Start DATA LISTING

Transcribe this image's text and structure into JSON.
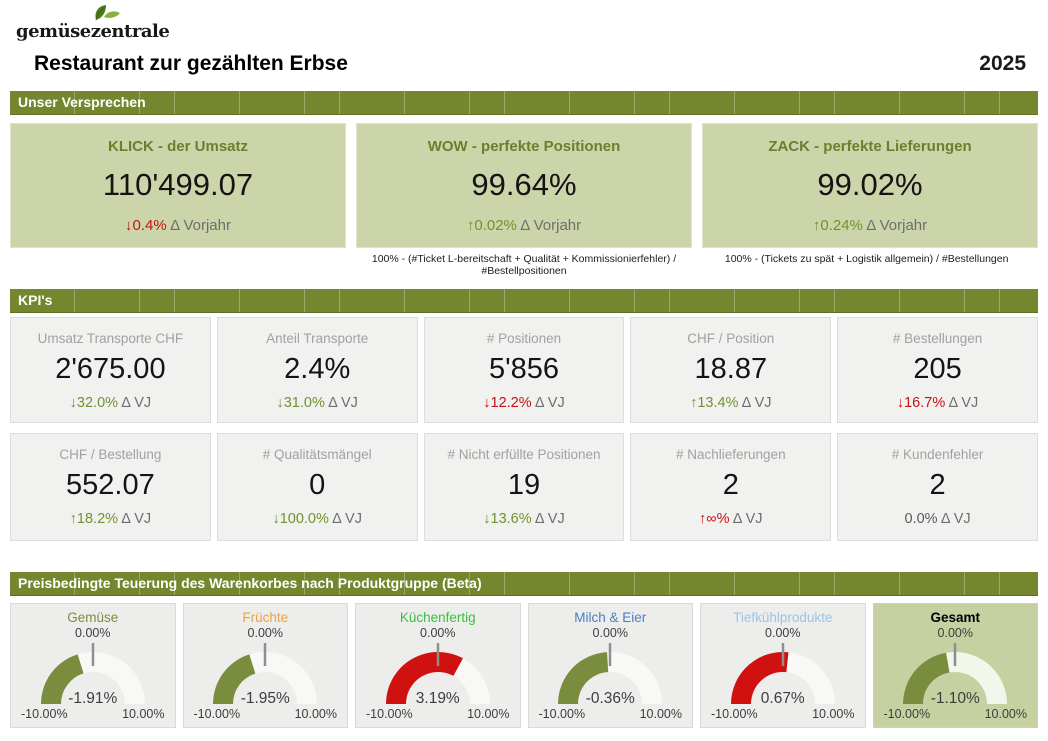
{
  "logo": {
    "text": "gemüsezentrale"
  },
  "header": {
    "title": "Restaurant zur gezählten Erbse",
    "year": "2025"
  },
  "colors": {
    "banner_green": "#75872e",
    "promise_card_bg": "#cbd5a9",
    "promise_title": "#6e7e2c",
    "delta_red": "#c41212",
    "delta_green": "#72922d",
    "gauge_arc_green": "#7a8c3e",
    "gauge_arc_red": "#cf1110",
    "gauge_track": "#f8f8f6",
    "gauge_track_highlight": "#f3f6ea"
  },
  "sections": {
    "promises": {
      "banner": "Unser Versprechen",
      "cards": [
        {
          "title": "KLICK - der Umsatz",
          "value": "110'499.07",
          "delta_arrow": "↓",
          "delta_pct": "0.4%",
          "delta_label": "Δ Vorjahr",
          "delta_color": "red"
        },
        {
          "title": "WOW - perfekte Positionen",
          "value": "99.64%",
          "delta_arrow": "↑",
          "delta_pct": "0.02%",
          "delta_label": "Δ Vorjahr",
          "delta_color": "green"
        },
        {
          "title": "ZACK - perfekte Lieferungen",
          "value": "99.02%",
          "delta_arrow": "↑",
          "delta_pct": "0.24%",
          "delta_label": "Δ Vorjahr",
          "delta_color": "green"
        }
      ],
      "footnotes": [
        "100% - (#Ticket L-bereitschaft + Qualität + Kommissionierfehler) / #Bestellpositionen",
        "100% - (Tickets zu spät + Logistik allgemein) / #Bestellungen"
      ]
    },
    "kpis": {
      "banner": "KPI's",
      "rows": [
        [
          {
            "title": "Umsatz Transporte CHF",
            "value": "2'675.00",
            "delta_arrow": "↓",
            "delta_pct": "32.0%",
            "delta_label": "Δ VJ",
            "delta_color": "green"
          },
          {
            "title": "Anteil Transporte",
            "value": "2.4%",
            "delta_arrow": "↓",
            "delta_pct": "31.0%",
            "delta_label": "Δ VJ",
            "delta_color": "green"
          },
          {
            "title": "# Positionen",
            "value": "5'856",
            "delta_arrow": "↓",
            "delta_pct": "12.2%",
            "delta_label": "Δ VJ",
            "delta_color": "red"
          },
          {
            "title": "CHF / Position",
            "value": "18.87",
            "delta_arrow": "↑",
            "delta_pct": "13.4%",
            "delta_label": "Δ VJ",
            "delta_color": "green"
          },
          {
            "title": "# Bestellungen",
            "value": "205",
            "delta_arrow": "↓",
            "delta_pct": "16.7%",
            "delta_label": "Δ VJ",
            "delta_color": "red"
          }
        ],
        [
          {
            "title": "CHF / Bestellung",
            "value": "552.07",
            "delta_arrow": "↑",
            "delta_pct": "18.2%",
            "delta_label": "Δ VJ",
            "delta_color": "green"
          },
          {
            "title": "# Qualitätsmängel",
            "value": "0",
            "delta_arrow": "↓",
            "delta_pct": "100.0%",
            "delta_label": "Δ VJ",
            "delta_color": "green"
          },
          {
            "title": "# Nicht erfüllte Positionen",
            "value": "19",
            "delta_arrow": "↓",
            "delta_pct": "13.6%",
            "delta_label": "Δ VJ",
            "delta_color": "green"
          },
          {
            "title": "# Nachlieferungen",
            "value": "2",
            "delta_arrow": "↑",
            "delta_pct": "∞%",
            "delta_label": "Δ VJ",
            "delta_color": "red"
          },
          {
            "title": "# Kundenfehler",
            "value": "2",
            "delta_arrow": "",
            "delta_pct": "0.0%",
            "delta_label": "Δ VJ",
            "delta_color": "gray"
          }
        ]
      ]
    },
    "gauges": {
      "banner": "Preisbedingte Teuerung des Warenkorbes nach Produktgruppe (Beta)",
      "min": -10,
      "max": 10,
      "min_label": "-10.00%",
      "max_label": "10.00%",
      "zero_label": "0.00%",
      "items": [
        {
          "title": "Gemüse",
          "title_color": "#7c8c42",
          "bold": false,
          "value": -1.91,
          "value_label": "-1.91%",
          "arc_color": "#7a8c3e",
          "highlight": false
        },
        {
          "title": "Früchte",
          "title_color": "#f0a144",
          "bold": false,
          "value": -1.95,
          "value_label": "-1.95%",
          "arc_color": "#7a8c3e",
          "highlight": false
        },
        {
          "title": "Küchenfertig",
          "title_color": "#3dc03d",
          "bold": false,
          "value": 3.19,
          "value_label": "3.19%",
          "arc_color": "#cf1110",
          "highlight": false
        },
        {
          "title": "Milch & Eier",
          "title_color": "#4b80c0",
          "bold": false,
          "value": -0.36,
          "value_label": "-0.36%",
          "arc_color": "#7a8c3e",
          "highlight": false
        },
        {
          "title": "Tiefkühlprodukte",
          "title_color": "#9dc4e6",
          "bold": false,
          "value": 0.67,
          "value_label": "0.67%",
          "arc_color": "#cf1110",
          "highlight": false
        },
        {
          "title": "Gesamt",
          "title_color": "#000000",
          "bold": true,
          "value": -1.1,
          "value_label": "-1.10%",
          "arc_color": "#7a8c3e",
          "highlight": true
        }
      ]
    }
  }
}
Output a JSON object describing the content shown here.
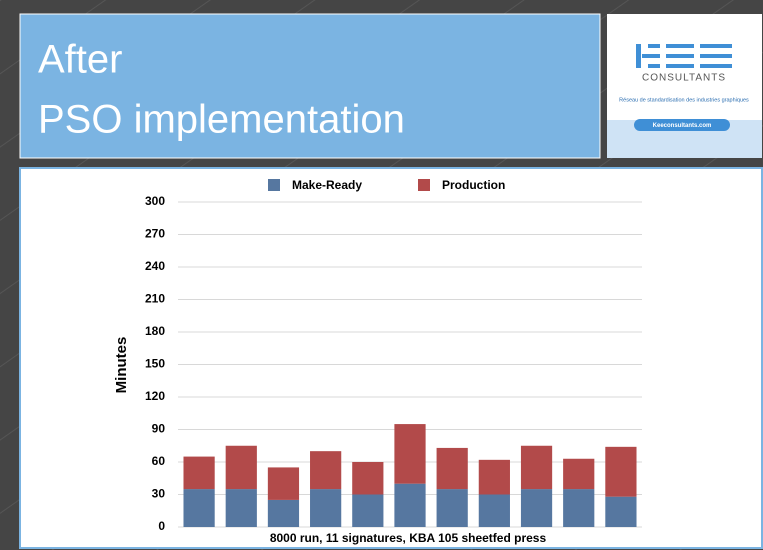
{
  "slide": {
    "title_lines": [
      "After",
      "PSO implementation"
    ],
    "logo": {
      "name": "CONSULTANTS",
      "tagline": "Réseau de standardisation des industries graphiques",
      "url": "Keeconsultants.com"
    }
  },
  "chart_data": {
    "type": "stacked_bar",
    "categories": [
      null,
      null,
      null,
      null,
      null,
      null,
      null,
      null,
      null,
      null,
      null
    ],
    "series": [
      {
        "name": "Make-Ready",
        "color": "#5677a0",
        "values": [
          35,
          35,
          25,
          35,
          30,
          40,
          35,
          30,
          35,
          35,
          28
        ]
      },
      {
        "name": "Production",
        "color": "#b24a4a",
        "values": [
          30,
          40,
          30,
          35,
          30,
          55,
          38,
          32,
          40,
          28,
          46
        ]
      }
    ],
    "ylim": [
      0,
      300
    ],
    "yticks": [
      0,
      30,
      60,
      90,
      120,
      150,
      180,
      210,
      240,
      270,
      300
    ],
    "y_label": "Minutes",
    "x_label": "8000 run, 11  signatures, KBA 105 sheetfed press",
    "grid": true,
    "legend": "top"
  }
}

End DATA LISTING

EXERCISE: Retype everything in the material word for word, minus pictures.

RESULT FOR THIS TASK:
Transcribe this image's text and structure into JSON.
{
  "logo": {
    "text": "gemüsezentrale"
  },
  "header": {
    "title": "Restaurant zur gezählten Erbse",
    "year": "2025"
  },
  "colors": {
    "banner_green": "#75872e",
    "promise_card_bg": "#cbd5a9",
    "promise_title": "#6e7e2c",
    "delta_red": "#c41212",
    "delta_green": "#72922d",
    "gauge_arc_green": "#7a8c3e",
    "gauge_arc_red": "#cf1110",
    "gauge_track": "#f8f8f6",
    "gauge_track_highlight": "#f3f6ea"
  },
  "sections": {
    "promises": {
      "banner": "Unser Versprechen",
      "cards": [
        {
          "title": "KLICK - der Umsatz",
          "value": "110'499.07",
          "delta_arrow": "↓",
          "delta_pct": "0.4%",
          "delta_label": "Δ Vorjahr",
          "delta_color": "red"
        },
        {
          "title": "WOW - perfekte Positionen",
          "value": "99.64%",
          "delta_arrow": "↑",
          "delta_pct": "0.02%",
          "delta_label": "Δ Vorjahr",
          "delta_color": "green"
        },
        {
          "title": "ZACK - perfekte Lieferungen",
          "value": "99.02%",
          "delta_arrow": "↑",
          "delta_pct": "0.24%",
          "delta_label": "Δ Vorjahr",
          "delta_color": "green"
        }
      ],
      "footnotes": [
        "100% - (#Ticket L-bereitschaft + Qualität + Kommissionierfehler) / #Bestellpositionen",
        "100% - (Tickets zu spät + Logistik allgemein) / #Bestellungen"
      ]
    },
    "kpis": {
      "banner": "KPI's",
      "rows": [
        [
          {
            "title": "Umsatz Transporte CHF",
            "value": "2'675.00",
            "delta_arrow": "↓",
            "delta_pct": "32.0%",
            "delta_label": "Δ VJ",
            "delta_color": "green"
          },
          {
            "title": "Anteil Transporte",
            "value": "2.4%",
            "delta_arrow": "↓",
            "delta_pct": "31.0%",
            "delta_label": "Δ VJ",
            "delta_color": "green"
          },
          {
            "title": "# Positionen",
            "value": "5'856",
            "delta_arrow": "↓",
            "delta_pct": "12.2%",
            "delta_label": "Δ VJ",
            "delta_color": "red"
          },
          {
            "title": "CHF / Position",
            "value": "18.87",
            "delta_arrow": "↑",
            "delta_pct": "13.4%",
            "delta_label": "Δ VJ",
            "delta_color": "green"
          },
          {
            "title": "# Bestellungen",
            "value": "205",
            "delta_arrow": "↓",
            "delta_pct": "16.7%",
            "delta_label": "Δ VJ",
            "delta_color": "red"
          }
        ],
        [
          {
            "title": "CHF / Bestellung",
            "value": "552.07",
            "delta_arrow": "↑",
            "delta_pct": "18.2%",
            "delta_label": "Δ VJ",
            "delta_color": "green"
          },
          {
            "title": "# Qualitätsmängel",
            "value": "0",
            "delta_arrow": "↓",
            "delta_pct": "100.0%",
            "delta_label": "Δ VJ",
            "delta_color": "green"
          },
          {
            "title": "# Nicht erfüllte Positionen",
            "value": "19",
            "delta_arrow": "↓",
            "delta_pct": "13.6%",
            "delta_label": "Δ VJ",
            "delta_color": "green"
          },
          {
            "title": "# Nachlieferungen",
            "value": "2",
            "delta_arrow": "↑",
            "delta_pct": "∞%",
            "delta_label": "Δ VJ",
            "delta_color": "red"
          },
          {
            "title": "# Kundenfehler",
            "value": "2",
            "delta_arrow": "",
            "delta_pct": "0.0%",
            "delta_label": "Δ VJ",
            "delta_color": "gray"
          }
        ]
      ]
    },
    "gauges": {
      "banner": "Preisbedingte Teuerung des Warenkorbes nach Produktgruppe (Beta)",
      "min": -10,
      "max": 10,
      "min_label": "-10.00%",
      "max_label": "10.00%",
      "zero_label": "0.00%",
      "items": [
        {
          "title": "Gemüse",
          "title_color": "#7c8c42",
          "bold": false,
          "value": -1.91,
          "value_label": "-1.91%",
          "arc_color": "#7a8c3e",
          "highlight": false
        },
        {
          "title": "Früchte",
          "title_color": "#f0a144",
          "bold": false,
          "value": -1.95,
          "value_label": "-1.95%",
          "arc_color": "#7a8c3e",
          "highlight": false
        },
        {
          "title": "Küchenfertig",
          "title_color": "#3dc03d",
          "bold": false,
          "value": 3.19,
          "value_label": "3.19%",
          "arc_color": "#cf1110",
          "highlight": false
        },
        {
          "title": "Milch & Eier",
          "title_color": "#4b80c0",
          "bold": false,
          "value": -0.36,
          "value_label": "-0.36%",
          "arc_color": "#7a8c3e",
          "highlight": false
        },
        {
          "title": "Tiefkühlprodukte",
          "title_color": "#9dc4e6",
          "bold": false,
          "value": 0.67,
          "value_label": "0.67%",
          "arc_color": "#cf1110",
          "highlight": false
        },
        {
          "title": "Gesamt",
          "title_color": "#000000",
          "bold": true,
          "value": -1.1,
          "value_label": "-1.10%",
          "arc_color": "#7a8c3e",
          "highlight": true
        }
      ]
    }
  }
}
Output a JSON object describing the content shown here.
{
  "slide": {
    "title_lines": [
      "After",
      "PSO implementation"
    ],
    "logo": {
      "name": "CONSULTANTS",
      "tagline": "Réseau de standardisation des industries graphiques",
      "url": "Keeconsultants.com"
    }
  },
  "chart_data": {
    "type": "stacked_bar",
    "categories": [
      null,
      null,
      null,
      null,
      null,
      null,
      null,
      null,
      null,
      null,
      null
    ],
    "series": [
      {
        "name": "Make-Ready",
        "color": "#5677a0",
        "values": [
          35,
          35,
          25,
          35,
          30,
          40,
          35,
          30,
          35,
          35,
          28
        ]
      },
      {
        "name": "Production",
        "color": "#b24a4a",
        "values": [
          30,
          40,
          30,
          35,
          30,
          55,
          38,
          32,
          40,
          28,
          46
        ]
      }
    ],
    "ylim": [
      0,
      300
    ],
    "yticks": [
      0,
      30,
      60,
      90,
      120,
      150,
      180,
      210,
      240,
      270,
      300
    ],
    "y_label": "Minutes",
    "x_label": "8000 run, 11  signatures, KBA 105 sheetfed press",
    "grid": true,
    "legend": "top"
  }
}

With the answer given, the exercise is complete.